▸ Job
Scan the data. Collect each line that contains the word "Impedenza".

[BEGIN Data]

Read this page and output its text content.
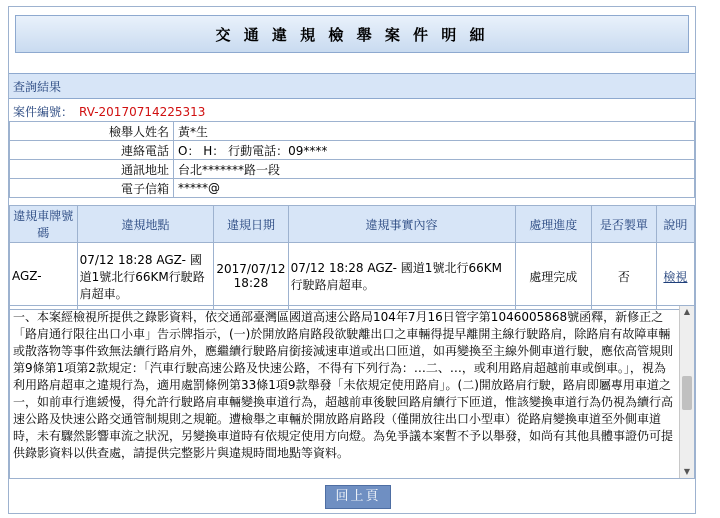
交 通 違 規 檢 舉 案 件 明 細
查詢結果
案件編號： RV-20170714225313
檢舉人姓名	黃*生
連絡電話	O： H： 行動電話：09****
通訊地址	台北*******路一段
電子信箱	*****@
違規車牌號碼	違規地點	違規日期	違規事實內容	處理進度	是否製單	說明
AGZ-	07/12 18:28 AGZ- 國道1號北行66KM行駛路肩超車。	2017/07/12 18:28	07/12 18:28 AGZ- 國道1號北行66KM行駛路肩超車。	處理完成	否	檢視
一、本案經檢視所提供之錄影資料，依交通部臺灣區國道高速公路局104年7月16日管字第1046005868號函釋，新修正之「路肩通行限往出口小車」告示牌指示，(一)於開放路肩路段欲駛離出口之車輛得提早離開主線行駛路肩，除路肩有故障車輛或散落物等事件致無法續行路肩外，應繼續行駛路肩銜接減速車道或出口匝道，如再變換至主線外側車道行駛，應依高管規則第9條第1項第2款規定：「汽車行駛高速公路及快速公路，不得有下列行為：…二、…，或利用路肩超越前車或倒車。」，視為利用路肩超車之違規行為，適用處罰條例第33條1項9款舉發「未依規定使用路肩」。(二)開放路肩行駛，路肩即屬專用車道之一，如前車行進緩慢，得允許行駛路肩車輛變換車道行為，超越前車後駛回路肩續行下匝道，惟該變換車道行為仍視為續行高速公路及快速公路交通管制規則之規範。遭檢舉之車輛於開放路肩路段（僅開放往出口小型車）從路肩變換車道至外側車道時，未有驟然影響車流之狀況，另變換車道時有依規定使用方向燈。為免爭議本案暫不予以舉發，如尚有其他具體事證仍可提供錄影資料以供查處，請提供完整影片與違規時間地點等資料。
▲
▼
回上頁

[END Data]
[BEGIN Data]

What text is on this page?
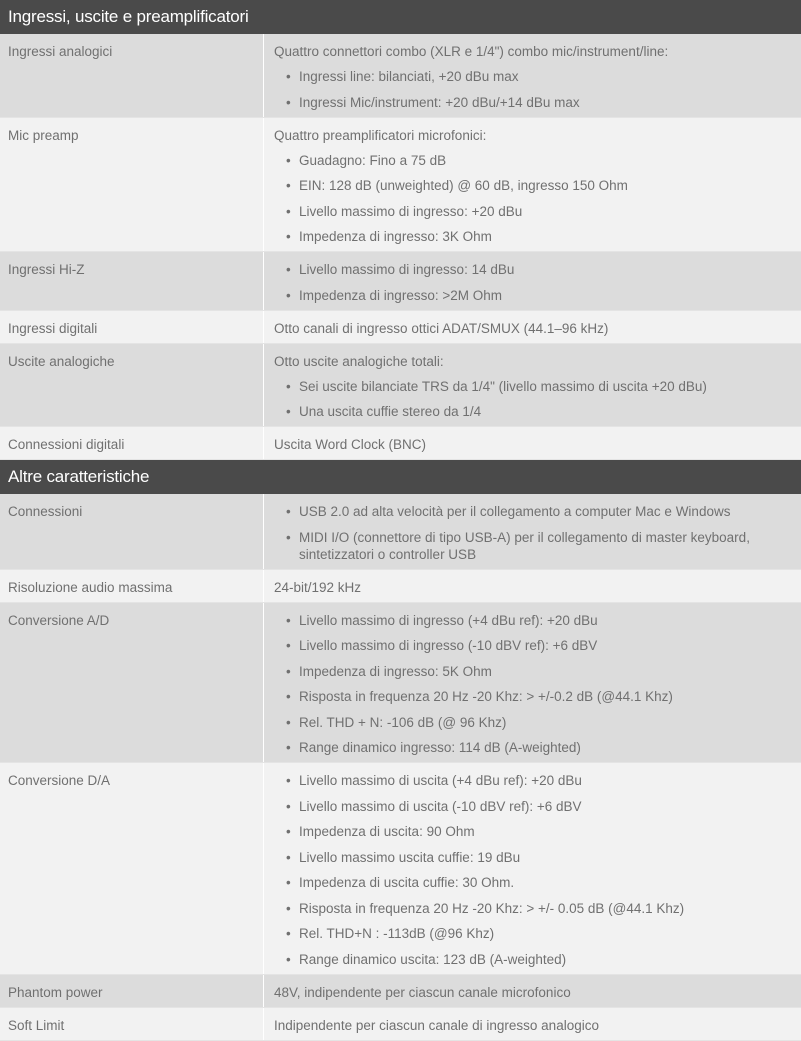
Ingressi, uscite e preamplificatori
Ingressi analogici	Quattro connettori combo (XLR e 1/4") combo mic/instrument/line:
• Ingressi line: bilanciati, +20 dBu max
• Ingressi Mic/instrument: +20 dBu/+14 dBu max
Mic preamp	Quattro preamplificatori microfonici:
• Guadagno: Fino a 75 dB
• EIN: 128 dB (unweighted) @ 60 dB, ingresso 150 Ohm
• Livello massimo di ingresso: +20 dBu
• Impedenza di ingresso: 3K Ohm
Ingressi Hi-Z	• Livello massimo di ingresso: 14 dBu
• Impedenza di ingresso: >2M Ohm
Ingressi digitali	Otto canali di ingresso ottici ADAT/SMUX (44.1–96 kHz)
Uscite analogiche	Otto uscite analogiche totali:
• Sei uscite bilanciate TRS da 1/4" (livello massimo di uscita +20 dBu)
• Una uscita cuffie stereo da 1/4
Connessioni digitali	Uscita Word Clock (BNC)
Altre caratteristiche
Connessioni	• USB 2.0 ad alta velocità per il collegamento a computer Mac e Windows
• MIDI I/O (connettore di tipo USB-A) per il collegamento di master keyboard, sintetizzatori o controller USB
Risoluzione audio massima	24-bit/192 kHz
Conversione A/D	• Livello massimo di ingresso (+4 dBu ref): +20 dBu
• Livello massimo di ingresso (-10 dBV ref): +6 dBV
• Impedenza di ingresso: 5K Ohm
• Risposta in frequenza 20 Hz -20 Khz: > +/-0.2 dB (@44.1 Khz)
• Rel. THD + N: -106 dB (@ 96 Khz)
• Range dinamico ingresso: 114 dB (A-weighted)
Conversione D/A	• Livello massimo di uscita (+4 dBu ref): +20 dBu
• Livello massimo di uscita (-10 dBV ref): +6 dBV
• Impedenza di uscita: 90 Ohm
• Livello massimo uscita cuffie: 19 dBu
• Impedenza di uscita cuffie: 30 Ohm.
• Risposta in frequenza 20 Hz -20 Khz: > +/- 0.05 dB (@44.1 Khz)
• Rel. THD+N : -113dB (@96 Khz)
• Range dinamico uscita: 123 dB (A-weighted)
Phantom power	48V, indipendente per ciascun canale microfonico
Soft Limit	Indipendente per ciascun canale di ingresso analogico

[END Data]

▸ Solution to this task
• Impedenza di ingresso: 3K Ohm
• Impedenza di ingresso: >2M Ohm
• Impedenza di ingresso: 5K Ohm
• Impedenza di uscita: 90 Ohm
• Impedenza di uscita cuffie: 30 Ohm.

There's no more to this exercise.